*Task goal:*
Spot every line with the word "Hünsborn" and return it.

──────

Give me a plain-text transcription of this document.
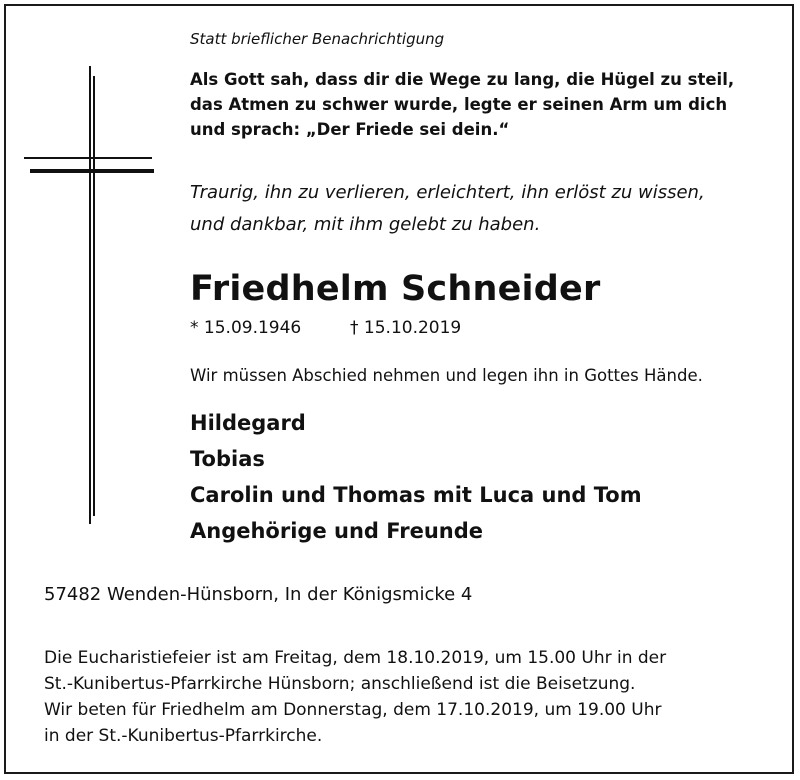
Statt brieflicher Benachrichtigung
Als Gott sah, dass dir die Wege zu lang, die Hügel zu steil,
das Atmen zu schwer wurde, legte er seinen Arm um dich
und sprach: „Der Friede sei dein.“
Traurig, ihn zu verlieren, erleichtert, ihn erlöst zu wissen,
und dankbar, mit ihm gelebt zu haben.
Friedhelm Schneider
* 15.09.1946	† 15.10.2019
Wir müssen Abschied nehmen und legen ihn in Gottes Hände.
Hildegard
Tobias
Carolin und Thomas mit Luca und Tom
Angehörige und Freunde
57482 Wenden-Hünsborn, In der Königsmicke 4
Die Eucharistiefeier ist am Freitag, dem 18.10.2019, um 15.00 Uhr in der
St.-Kunibertus-Pfarrkirche Hünsborn; anschließend ist die Beisetzung.
Wir beten für Friedhelm am Donnerstag, dem 17.10.2019, um 19.00 Uhr
in der St.-Kunibertus-Pfarrkirche.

──────

*Problem solution:*
57482 Wenden-Hünsborn, In der Königsmicke 4
St.-Kunibertus-Pfarrkirche Hünsborn; anschließend ist die Beisetzung.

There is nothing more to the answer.